Dataset records on visual material
· · · ·

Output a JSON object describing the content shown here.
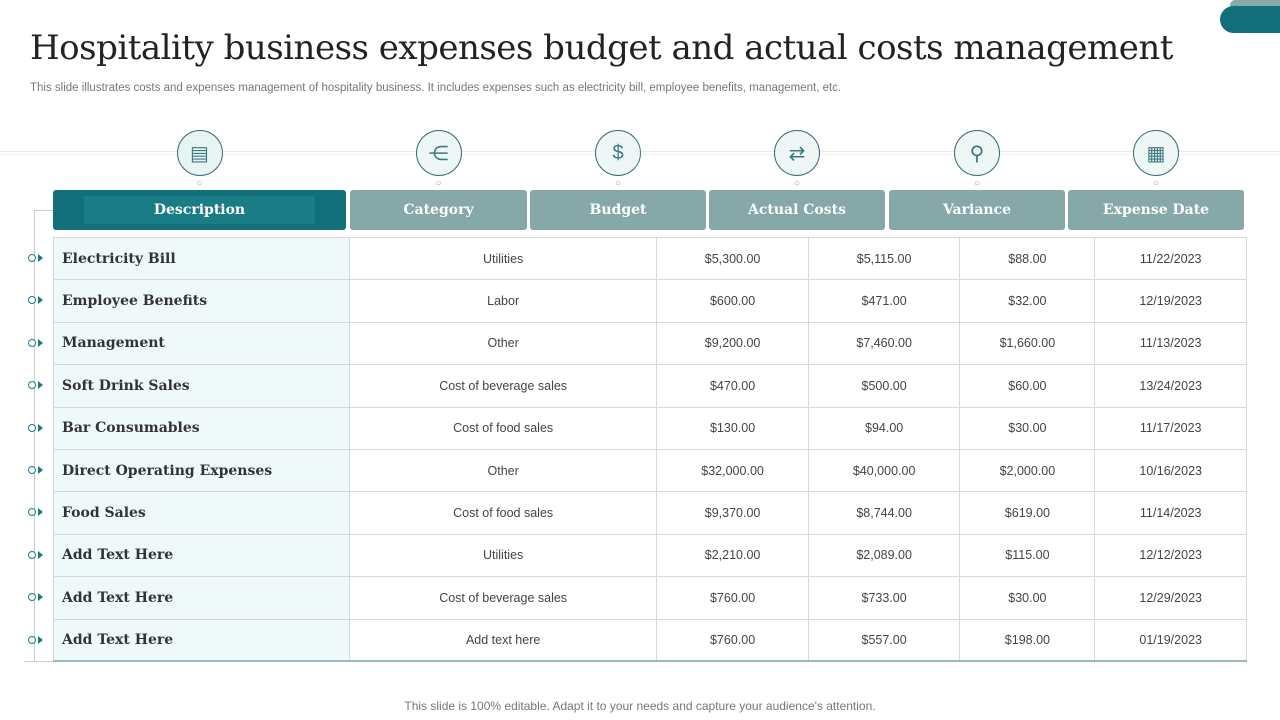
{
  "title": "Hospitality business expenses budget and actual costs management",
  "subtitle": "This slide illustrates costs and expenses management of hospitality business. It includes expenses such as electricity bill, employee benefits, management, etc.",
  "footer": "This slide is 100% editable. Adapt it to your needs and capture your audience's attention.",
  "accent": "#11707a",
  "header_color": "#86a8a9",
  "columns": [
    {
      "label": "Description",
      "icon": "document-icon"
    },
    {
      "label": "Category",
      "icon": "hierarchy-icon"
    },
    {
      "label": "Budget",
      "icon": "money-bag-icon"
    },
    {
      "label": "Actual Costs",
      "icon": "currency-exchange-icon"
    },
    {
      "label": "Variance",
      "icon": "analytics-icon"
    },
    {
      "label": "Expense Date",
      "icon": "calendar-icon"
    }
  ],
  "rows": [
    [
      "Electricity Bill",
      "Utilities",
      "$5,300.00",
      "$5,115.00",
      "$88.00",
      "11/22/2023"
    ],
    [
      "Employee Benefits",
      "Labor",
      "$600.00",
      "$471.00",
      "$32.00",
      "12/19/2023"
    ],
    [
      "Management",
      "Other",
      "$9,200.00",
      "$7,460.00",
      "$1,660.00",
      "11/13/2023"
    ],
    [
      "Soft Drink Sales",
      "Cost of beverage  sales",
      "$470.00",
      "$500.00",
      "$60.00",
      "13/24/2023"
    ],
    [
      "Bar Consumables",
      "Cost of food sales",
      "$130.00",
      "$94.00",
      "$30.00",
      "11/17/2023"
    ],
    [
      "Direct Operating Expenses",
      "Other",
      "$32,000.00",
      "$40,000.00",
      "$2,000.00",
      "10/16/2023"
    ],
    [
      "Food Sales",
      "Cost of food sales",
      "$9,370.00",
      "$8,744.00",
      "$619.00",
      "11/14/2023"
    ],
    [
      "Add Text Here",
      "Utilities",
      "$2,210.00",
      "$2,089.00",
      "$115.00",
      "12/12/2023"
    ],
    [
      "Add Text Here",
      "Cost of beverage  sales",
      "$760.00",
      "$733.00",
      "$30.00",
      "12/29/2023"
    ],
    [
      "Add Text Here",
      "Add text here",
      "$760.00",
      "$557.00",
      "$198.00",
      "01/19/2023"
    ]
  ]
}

· · · ·

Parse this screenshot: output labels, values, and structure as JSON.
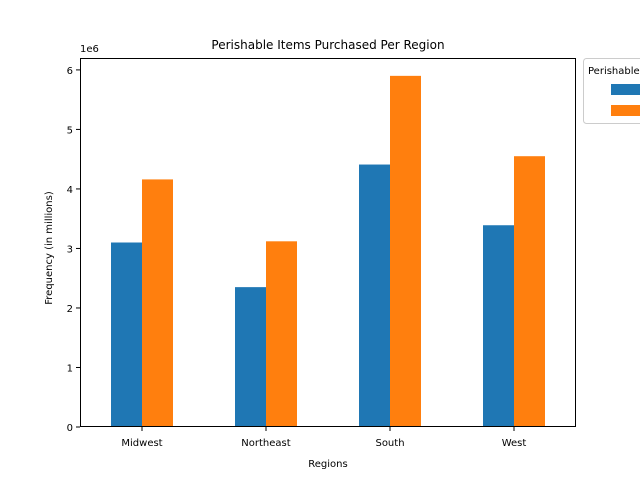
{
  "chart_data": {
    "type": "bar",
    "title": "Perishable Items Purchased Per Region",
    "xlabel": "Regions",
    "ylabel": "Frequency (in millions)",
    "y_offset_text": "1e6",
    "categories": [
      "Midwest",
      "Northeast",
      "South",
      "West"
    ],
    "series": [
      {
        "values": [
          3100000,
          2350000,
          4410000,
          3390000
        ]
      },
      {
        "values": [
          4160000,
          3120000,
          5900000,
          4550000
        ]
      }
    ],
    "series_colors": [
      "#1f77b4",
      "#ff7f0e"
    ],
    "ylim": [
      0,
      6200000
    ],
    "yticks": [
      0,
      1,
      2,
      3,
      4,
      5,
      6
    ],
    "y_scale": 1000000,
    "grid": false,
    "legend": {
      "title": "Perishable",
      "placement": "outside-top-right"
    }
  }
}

· · · ·

OBJECTIVE » Select and copy every line from the records that includes the word "JSON".

ANSWER BELOW »
Output a JSON object describing the content shown here.
Parse this screenshot: output labels, values, and structure as JSON.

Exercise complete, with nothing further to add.